Records:
[start]
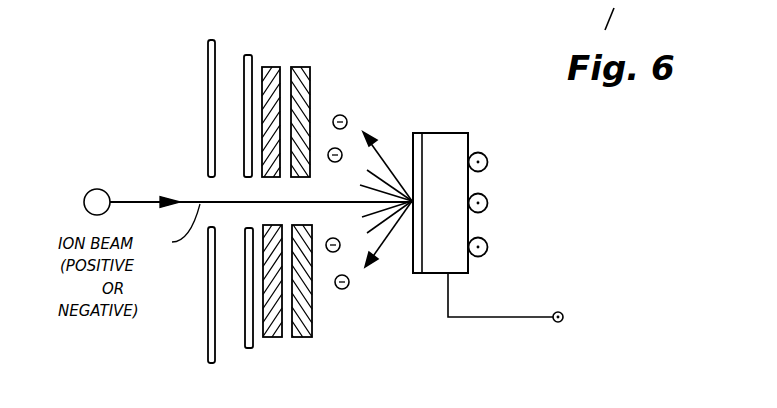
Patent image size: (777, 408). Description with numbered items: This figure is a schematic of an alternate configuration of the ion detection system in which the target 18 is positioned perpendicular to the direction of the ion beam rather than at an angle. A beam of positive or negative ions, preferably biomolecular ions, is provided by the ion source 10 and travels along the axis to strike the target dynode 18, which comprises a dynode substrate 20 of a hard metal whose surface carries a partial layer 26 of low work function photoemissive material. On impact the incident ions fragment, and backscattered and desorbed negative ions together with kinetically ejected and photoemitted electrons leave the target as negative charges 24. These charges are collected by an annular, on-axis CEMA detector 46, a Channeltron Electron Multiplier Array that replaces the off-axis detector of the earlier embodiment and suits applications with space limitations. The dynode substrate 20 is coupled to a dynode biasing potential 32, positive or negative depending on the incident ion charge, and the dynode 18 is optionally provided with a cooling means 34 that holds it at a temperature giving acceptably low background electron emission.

The ion source 10 is at (207, 88).
The CEMA detector 46 is at (310, 85).
The negative charges 24 is at (343, 115).
The dynode substrate 20 is at (448, 140).
The target dynode 18 is at (478, 225).
The cooling means 34 is at (492, 195).
The photoemissive layer 26 is at (413, 262).
The dynode biasing potential 32 is at (560, 311).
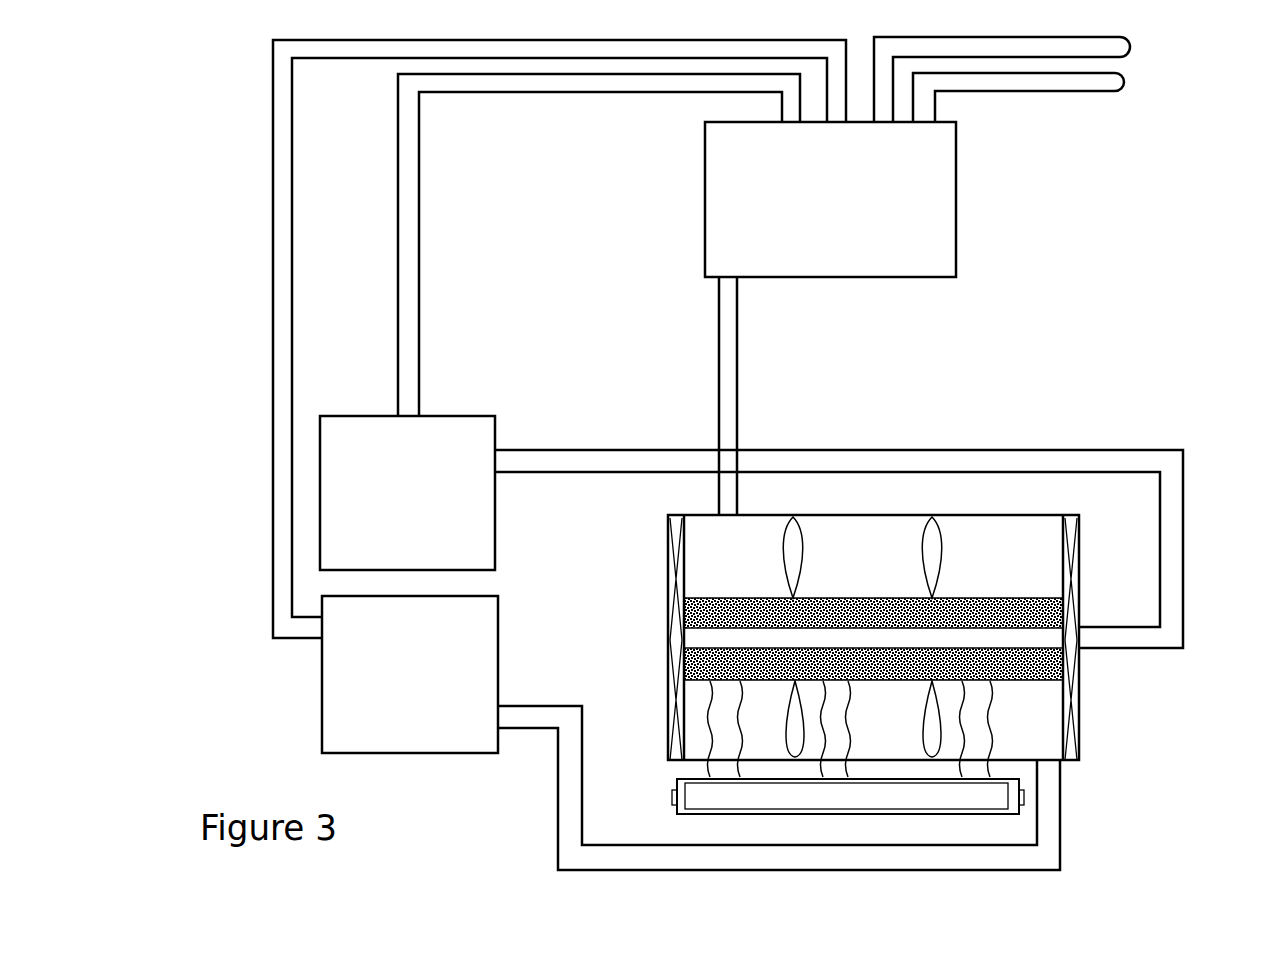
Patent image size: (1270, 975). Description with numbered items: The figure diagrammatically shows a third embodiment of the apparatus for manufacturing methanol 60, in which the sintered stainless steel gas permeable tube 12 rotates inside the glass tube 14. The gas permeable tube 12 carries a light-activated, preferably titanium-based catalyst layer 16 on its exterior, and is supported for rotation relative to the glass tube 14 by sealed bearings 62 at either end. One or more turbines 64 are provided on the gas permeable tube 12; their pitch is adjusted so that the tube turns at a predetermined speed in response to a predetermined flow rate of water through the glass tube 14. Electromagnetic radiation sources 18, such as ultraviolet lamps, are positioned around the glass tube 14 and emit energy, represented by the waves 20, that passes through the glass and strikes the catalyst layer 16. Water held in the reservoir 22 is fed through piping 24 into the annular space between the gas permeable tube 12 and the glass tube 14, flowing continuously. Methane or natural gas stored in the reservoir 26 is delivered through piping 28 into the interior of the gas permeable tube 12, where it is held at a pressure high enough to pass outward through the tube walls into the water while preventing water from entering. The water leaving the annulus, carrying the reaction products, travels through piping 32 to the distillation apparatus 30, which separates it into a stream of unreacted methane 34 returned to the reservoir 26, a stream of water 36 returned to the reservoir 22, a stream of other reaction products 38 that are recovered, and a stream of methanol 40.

The gas permeable tube 12 is at (723, 630).
The glass tube 14 is at (970, 515).
The light-activated catalyst layer 16 is at (893, 598).
The electromagnetic radiation source 18 is at (715, 797).
The waves 20 is at (712, 738).
The water reservoir 22 is at (322, 706).
The piping 24 is at (558, 828).
The methane reservoir 26 is at (382, 416).
The piping 28 is at (625, 450).
The distillation apparatus 30 is at (956, 210).
The piping 32 is at (737, 330).
The stream of unreacted methane 34 is at (590, 92).
The stream of water 36 is at (613, 40).
The stream of other reaction products 38 is at (1005, 37).
The stream of methanol 40 is at (987, 92).
The apparatus for manufacturing methanol 60 is at (240, 322).
The sealed bearings 62 is at (682, 545).
The turbines 64 is at (805, 545).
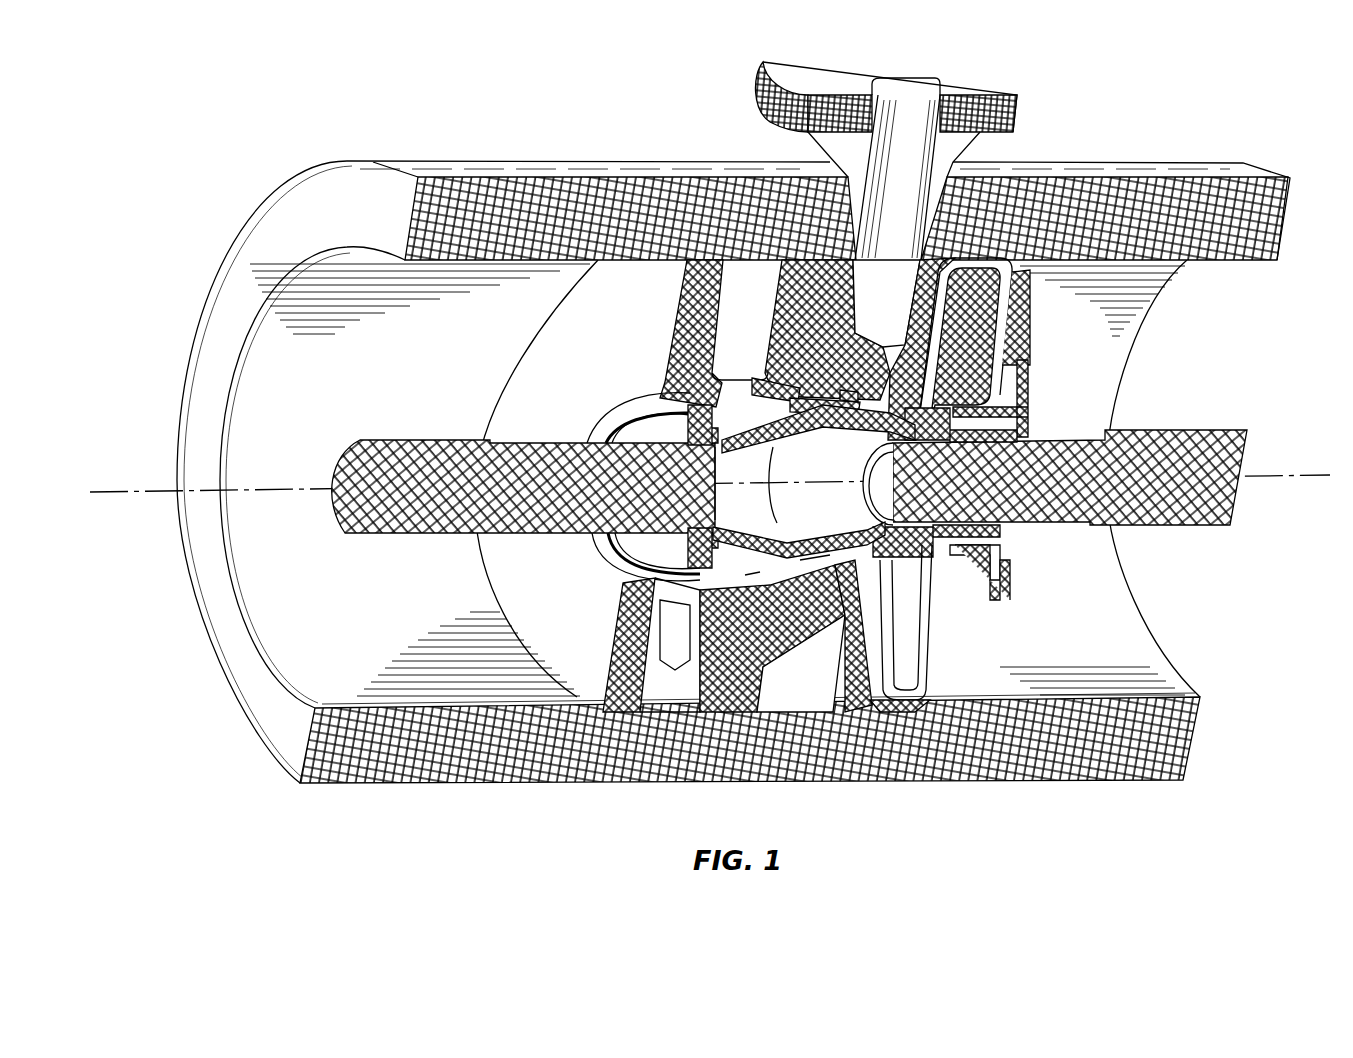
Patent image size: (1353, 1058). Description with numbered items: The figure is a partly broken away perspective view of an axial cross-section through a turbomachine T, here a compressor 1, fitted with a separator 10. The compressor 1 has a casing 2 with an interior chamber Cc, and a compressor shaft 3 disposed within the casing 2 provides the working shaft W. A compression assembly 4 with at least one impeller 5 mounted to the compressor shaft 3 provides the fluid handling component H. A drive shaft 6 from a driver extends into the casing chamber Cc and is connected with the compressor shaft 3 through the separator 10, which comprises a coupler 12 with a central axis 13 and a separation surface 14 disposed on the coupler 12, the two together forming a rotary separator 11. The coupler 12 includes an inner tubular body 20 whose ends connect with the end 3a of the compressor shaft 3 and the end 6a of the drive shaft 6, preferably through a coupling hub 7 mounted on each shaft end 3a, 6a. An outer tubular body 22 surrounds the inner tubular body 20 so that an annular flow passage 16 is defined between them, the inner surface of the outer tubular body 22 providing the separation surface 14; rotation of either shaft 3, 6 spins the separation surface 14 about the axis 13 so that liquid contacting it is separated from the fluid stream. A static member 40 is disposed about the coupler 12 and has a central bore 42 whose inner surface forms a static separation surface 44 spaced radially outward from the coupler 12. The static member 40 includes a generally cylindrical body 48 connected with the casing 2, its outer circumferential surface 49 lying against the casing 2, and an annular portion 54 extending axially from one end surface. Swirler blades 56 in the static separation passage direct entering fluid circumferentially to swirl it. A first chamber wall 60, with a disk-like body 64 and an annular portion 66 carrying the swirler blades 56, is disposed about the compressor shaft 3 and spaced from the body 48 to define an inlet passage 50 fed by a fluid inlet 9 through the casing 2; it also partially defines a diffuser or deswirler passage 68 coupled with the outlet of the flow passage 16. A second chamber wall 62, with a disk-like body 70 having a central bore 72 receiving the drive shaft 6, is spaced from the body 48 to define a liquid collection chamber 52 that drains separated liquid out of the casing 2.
[end]
TASK REQUIREMENTS: Rewrite all of the data above with every "Patent image size" changed to "Drawing size" and nothing else altered. Leave the pictures out.

SOLUTION TO THIS EXERCISE:
Drawing size: (777, 408). Description with numbered items: This figure is a schematic of an alternate configuration of the ion detection system in which the target 18 is positioned perpendicular to the direction of the ion beam rather than at an angle. A beam of positive or negative ions, preferably biomolecular ions, is provided by the ion source 10 and travels along the axis to strike the target dynode 18, which comprises a dynode substrate 20 of a hard metal whose surface carries a partial layer 26 of low work function photoemissive material. On impact the incident ions fragment, and backscattered and desorbed negative ions together with kinetically ejected and photoemitted electrons leave the target as negative charges 24. These charges are collected by an annular, on-axis CEMA detector 46, a Channeltron Electron Multiplier Array that replaces the off-axis detector of the earlier embodiment and suits applications with space limitations. The dynode substrate 20 is coupled to a dynode biasing potential 32, positive or negative depending on the incident ion charge, and the dynode 18 is optionally provided with a cooling means 34 that holds it at a temperature giving acceptably low background electron emission.

The ion source 10 is at (207, 88).
The CEMA detector 46 is at (310, 85).
The negative charges 24 is at (343, 115).
The dynode substrate 20 is at (448, 140).
The target dynode 18 is at (478, 225).
The cooling means 34 is at (492, 195).
The photoemissive layer 26 is at (413, 262).
The dynode biasing potential 32 is at (560, 311).
Drawing size: (1270, 975). Description with numbered items: The figure diagrammatically shows a third embodiment of the apparatus for manufacturing methanol 60, in which the sintered stainless steel gas permeable tube 12 rotates inside the glass tube 14. The gas permeable tube 12 carries a light-activated, preferably titanium-based catalyst layer 16 on its exterior, and is supported for rotation relative to the glass tube 14 by sealed bearings 62 at either end. One or more turbines 64 are provided on the gas permeable tube 12; their pitch is adjusted so that the tube turns at a predetermined speed in response to a predetermined flow rate of water through the glass tube 14. Electromagnetic radiation sources 18, such as ultraviolet lamps, are positioned around the glass tube 14 and emit energy, represented by the waves 20, that passes through the glass and strikes the catalyst layer 16. Water held in the reservoir 22 is fed through piping 24 into the annular space between the gas permeable tube 12 and the glass tube 14, flowing continuously. Methane or natural gas stored in the reservoir 26 is delivered through piping 28 into the interior of the gas permeable tube 12, where it is held at a pressure high enough to pass outward through the tube walls into the water while preventing water from entering. The water leaving the annulus, carrying the reaction products, travels through piping 32 to the distillation apparatus 30, which separates it into a stream of unreacted methane 34 returned to the reservoir 26, a stream of water 36 returned to the reservoir 22, a stream of other reaction products 38 that are recovered, and a stream of methanol 40.

The gas permeable tube 12 is at (723, 630).
The glass tube 14 is at (970, 515).
The light-activated catalyst layer 16 is at (893, 598).
The electromagnetic radiation source 18 is at (715, 797).
The waves 20 is at (712, 738).
The water reservoir 22 is at (322, 706).
The piping 24 is at (558, 828).
The methane reservoir 26 is at (382, 416).
The piping 28 is at (625, 450).
The distillation apparatus 30 is at (956, 210).
The piping 32 is at (737, 330).
The stream of unreacted methane 34 is at (590, 92).
The stream of water 36 is at (613, 40).
The stream of other reaction products 38 is at (1005, 37).
The stream of methanol 40 is at (987, 92).
The apparatus for manufacturing methanol 60 is at (240, 322).
The sealed bearings 62 is at (682, 545).
The turbines 64 is at (805, 545).
Drawing size: (1353, 1058). Description with numbered items: The figure is a partly broken away perspective view of an axial cross-section through a turbomachine T, here a compressor 1, fitted with a separator 10. The compressor 1 has a casing 2 with an interior chamber Cc, and a compressor shaft 3 disposed within the casing 2 provides the working shaft W. A compression assembly 4 with at least one impeller 5 mounted to the compressor shaft 3 provides the fluid handling component H. A drive shaft 6 from a driver extends into the casing chamber Cc and is connected with the compressor shaft 3 through the separator 10, which comprises a coupler 12 with a central axis 13 and a separation surface 14 disposed on the coupler 12, the two together forming a rotary separator 11. The coupler 12 includes an inner tubular body 20 whose ends connect with the end 3a of the compressor shaft 3 and the end 6a of the drive shaft 6, preferably through a coupling hub 7 mounted on each shaft end 3a, 6a. An outer tubular body 22 surrounds the inner tubular body 20 so that an annular flow passage 16 is defined between them, the inner surface of the outer tubular body 22 providing the separation surface 14; rotation of either shaft 3, 6 spins the separation surface 14 about the axis 13 so that liquid contacting it is separated from the fluid stream. A static member 40 is disposed about the coupler 12 and has a central bore 42 whose inner surface forms a static separation surface 44 spaced radially outward from the coupler 12. The static member 40 includes a generally cylindrical body 48 connected with the casing 2, its outer circumferential surface 49 lying against the casing 2, and an annular portion 54 extending axially from one end surface. Swirler blades 56 in the static separation passage direct entering fluid circumferentially to swirl it. A first chamber wall 60, with a disk-like body 64 and an annular portion 66 carrying the swirler blades 56, is disposed about the compressor shaft 3 and spaced from the body 48 to define an inlet passage 50 fed by a fluid inlet 9 through the casing 2; it also partially defines a diffuser or deswirler passage 68 coupled with the outlet of the flow passage 16. A second chamber wall 62, with a disk-like body 70 having a central bore 72 receiving the drive shaft 6, is spaced from the body 48 to define a liquid collection chamber 52 that drains separated liquid out of the casing 2.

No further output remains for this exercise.